::: MATERIAL SUPPLIED

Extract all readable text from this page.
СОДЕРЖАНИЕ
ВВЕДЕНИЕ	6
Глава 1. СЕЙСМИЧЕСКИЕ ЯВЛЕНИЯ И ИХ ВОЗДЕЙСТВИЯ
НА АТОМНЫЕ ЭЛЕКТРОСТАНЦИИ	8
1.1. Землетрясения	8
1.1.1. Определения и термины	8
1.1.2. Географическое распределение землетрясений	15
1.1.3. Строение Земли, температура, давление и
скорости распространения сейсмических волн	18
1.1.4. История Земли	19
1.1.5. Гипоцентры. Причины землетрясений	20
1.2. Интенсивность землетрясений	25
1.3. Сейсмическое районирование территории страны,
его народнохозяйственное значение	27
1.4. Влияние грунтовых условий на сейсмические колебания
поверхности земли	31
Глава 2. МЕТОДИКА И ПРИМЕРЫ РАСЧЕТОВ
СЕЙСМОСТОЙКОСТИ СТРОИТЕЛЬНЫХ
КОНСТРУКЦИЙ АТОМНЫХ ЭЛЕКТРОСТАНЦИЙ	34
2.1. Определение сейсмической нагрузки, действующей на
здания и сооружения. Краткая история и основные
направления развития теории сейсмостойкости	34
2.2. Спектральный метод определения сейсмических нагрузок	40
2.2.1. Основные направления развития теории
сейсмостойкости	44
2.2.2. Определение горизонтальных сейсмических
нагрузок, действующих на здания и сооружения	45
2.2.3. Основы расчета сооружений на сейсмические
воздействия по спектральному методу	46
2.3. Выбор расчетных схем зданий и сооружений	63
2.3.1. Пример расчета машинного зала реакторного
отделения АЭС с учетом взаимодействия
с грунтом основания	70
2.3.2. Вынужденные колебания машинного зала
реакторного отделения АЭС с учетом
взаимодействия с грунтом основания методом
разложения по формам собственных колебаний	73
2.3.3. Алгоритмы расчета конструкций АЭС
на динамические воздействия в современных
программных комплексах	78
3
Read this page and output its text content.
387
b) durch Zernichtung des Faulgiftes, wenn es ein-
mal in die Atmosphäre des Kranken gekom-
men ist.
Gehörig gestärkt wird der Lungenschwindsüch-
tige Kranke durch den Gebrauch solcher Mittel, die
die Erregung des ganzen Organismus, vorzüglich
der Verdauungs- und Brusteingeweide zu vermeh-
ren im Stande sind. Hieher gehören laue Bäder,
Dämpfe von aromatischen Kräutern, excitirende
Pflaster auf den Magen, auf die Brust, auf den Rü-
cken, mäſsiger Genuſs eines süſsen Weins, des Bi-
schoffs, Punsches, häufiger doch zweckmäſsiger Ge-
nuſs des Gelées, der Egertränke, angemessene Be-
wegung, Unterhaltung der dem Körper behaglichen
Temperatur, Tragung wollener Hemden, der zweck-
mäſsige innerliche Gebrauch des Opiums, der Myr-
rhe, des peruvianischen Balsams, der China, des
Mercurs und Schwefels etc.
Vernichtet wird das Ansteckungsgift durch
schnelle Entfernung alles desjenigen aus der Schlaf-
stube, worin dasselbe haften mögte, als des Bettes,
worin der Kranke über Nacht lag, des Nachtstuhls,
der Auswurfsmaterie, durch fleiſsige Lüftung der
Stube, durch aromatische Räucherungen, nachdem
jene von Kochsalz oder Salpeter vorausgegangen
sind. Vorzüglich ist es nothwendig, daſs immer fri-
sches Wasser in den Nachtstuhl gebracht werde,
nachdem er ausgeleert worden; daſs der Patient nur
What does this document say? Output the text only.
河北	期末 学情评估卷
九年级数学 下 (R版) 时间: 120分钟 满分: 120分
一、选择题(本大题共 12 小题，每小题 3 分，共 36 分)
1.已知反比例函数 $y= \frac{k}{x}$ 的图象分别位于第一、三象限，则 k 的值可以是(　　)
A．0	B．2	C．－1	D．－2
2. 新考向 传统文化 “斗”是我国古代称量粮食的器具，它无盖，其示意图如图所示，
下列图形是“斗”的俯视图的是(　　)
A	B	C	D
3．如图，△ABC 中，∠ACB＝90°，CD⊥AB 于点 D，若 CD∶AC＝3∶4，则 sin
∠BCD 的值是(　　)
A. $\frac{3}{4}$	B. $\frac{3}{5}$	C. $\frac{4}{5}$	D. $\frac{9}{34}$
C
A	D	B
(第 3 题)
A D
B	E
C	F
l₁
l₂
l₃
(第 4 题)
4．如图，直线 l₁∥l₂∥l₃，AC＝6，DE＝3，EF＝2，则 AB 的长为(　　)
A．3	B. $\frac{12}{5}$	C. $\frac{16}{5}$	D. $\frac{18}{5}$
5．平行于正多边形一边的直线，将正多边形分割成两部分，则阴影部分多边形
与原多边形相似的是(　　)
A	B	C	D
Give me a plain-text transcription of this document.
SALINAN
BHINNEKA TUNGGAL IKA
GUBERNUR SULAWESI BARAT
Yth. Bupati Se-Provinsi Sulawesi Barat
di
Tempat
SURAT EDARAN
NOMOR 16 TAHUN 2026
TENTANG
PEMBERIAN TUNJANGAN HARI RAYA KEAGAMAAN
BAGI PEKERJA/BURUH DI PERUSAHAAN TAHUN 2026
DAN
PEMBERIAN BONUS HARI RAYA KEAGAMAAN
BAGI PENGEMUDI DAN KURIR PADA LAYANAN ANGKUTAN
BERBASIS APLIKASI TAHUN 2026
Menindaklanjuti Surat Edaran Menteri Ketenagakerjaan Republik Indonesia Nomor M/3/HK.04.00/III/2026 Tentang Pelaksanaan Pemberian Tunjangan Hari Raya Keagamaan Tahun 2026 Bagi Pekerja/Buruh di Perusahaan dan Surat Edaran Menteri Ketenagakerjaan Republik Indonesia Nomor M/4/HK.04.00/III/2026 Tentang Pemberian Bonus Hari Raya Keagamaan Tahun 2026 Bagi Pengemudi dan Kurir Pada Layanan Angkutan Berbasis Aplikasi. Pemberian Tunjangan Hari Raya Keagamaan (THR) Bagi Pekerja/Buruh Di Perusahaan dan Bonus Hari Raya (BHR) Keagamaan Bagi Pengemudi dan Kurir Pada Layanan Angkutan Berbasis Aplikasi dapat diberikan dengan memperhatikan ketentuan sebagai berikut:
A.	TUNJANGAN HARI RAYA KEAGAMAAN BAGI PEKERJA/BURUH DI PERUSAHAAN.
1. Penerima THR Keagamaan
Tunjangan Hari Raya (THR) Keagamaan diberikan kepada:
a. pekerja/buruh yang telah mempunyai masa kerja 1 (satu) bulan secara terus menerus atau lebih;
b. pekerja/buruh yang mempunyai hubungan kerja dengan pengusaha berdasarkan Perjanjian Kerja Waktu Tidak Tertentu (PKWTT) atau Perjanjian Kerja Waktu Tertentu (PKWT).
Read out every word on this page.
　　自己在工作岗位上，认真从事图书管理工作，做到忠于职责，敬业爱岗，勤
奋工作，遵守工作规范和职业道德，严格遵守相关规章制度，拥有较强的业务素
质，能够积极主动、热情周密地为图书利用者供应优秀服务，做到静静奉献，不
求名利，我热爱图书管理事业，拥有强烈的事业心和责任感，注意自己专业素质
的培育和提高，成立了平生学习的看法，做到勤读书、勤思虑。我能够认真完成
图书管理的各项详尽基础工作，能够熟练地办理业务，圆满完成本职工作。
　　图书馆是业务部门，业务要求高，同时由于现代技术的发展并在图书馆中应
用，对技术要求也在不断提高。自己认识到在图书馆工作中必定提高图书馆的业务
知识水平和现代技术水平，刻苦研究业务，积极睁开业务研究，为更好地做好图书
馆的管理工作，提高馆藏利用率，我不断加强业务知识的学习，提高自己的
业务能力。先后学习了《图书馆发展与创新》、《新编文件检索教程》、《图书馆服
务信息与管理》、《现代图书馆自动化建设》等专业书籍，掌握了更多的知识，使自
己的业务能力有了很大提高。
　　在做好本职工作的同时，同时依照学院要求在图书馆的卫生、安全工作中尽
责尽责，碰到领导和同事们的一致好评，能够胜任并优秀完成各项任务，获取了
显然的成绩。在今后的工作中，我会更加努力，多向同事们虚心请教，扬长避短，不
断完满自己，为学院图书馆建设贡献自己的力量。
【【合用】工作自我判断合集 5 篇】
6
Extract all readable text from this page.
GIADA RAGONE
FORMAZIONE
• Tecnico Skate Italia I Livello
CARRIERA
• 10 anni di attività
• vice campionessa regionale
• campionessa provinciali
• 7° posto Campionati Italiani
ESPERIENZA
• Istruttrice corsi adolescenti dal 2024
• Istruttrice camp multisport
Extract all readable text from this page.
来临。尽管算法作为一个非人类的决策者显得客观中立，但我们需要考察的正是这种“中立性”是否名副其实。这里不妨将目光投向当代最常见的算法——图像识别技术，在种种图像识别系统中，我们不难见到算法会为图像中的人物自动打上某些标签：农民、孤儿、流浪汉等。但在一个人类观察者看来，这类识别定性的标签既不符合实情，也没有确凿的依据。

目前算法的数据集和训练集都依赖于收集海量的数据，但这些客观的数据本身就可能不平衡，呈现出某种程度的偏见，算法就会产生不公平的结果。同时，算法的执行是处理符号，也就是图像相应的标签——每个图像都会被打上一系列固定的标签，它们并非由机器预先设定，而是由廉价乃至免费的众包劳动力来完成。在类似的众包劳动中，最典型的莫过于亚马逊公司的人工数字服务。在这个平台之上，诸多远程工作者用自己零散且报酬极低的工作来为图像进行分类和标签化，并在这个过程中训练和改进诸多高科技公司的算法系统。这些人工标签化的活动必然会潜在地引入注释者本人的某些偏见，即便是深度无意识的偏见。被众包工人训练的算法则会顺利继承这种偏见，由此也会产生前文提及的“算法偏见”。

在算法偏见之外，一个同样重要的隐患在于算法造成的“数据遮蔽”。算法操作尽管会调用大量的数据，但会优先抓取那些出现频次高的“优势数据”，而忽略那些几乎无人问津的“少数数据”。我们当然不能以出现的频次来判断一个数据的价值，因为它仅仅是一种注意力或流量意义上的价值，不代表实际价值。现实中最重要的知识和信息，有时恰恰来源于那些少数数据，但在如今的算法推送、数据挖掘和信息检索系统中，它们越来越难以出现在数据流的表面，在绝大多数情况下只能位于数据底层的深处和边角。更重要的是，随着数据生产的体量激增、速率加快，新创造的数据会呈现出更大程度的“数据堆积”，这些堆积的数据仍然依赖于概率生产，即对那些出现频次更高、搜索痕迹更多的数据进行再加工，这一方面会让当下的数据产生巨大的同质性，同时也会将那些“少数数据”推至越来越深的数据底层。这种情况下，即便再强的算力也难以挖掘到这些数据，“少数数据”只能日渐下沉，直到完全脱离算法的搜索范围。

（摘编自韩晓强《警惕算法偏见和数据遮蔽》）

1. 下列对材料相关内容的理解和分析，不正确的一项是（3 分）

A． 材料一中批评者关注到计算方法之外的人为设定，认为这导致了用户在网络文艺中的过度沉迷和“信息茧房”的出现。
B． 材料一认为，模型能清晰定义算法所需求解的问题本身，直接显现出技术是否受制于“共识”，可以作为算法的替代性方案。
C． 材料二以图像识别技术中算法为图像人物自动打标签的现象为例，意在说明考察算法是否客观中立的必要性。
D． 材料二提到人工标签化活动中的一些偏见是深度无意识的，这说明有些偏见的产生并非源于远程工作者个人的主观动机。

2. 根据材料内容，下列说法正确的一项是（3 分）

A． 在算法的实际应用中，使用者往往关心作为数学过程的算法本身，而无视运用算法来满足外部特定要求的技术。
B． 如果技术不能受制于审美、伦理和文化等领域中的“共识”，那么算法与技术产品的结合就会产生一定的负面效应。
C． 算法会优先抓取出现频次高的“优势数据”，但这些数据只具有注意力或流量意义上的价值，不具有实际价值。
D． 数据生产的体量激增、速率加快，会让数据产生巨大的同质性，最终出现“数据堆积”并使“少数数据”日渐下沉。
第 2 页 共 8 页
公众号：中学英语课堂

::::::

PROBLEM TO WORK ON: Check each line above for the word "wird", and copy the lines where it appears.

THE RESULT:
Gehörig gestärkt wird der Lungenschwindsüch-
Vernichtet wird das Ansteckungsgift durch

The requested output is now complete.